* [Job] Gather all lines in the entries that include the word "JSON".

---------- Records to process

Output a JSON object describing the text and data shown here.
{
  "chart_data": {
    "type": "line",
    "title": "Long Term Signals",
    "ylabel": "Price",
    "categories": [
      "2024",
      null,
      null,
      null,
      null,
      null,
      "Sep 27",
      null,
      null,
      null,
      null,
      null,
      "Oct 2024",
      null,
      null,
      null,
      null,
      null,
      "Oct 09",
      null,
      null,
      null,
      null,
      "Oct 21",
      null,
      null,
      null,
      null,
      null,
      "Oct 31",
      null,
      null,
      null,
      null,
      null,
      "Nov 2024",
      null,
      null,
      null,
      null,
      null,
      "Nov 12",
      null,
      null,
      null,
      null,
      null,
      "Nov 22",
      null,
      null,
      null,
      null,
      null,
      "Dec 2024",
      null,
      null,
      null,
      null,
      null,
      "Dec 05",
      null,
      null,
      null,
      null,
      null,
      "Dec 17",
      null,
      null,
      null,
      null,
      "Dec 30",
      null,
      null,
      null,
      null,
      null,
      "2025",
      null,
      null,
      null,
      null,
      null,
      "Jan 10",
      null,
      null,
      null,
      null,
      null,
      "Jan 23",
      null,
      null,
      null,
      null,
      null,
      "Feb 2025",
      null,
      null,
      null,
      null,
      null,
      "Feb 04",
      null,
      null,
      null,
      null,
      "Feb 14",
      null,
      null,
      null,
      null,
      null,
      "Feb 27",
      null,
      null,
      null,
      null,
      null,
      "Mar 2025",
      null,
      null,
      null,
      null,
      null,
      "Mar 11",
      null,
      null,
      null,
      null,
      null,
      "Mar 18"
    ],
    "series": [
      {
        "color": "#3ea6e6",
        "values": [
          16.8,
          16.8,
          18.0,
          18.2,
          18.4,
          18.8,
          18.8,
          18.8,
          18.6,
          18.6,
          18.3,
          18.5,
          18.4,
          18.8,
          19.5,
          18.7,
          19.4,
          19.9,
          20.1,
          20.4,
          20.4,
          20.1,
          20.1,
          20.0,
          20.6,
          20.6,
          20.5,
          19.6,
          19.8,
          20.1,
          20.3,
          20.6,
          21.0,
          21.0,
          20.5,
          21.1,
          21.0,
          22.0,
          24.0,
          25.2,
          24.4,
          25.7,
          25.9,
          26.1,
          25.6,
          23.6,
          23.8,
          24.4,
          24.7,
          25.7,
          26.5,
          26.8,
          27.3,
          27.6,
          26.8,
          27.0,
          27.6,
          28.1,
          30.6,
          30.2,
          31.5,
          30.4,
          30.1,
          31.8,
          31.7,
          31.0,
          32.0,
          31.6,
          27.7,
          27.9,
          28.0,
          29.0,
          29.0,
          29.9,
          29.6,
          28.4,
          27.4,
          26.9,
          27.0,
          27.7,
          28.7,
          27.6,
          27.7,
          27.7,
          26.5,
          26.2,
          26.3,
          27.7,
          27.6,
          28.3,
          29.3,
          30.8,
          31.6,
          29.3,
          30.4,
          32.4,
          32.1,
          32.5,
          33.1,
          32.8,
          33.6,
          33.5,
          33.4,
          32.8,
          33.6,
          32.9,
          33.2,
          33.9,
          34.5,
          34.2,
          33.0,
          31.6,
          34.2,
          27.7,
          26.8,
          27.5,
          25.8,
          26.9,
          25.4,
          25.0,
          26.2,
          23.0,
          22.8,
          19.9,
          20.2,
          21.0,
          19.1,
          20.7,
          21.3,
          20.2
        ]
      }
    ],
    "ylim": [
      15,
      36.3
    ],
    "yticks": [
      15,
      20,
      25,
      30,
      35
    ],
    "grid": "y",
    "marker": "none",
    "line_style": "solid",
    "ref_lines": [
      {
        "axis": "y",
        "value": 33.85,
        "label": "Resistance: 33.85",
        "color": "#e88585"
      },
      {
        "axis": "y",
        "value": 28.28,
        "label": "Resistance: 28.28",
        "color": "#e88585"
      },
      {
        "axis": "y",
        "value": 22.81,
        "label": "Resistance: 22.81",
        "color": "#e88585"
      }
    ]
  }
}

--------------------
---------- Records to process

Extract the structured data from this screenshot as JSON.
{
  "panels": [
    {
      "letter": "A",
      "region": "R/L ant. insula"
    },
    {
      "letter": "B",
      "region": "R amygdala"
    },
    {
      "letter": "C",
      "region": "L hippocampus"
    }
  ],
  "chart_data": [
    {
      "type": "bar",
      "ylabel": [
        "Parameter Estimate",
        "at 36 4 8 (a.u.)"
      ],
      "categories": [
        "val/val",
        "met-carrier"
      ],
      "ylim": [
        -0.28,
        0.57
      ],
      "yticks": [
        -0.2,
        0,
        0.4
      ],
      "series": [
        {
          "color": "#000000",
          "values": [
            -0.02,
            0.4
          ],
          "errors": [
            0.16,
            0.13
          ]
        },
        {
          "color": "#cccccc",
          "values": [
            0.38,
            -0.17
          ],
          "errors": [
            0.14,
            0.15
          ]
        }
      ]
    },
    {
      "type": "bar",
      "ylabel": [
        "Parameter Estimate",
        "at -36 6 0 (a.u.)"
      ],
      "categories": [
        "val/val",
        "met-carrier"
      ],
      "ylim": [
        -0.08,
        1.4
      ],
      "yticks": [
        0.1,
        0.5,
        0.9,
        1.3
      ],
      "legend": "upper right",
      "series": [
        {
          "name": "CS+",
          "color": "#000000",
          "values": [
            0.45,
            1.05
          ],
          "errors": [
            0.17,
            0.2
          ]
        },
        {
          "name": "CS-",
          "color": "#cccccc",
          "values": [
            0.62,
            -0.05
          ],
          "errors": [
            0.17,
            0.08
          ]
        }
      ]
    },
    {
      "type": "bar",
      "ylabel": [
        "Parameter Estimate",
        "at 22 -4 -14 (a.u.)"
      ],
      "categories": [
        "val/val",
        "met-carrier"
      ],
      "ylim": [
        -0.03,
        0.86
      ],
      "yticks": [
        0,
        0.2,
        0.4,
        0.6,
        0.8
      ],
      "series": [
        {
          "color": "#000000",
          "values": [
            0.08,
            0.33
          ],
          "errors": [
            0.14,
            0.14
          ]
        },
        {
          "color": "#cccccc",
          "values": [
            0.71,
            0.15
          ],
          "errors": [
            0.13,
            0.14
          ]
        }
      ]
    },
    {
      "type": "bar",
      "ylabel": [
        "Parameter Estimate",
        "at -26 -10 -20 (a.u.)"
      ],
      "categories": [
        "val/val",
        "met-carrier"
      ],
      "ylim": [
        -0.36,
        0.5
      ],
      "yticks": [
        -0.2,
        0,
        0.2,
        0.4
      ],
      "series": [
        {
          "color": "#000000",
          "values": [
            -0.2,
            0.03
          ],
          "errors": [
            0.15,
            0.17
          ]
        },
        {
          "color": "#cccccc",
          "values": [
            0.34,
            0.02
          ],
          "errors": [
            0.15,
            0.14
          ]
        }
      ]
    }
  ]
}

--------------------

* [Exercise output]
Output a JSON object describing the text and data shown here.
Extract the structured data from this screenshot as JSON.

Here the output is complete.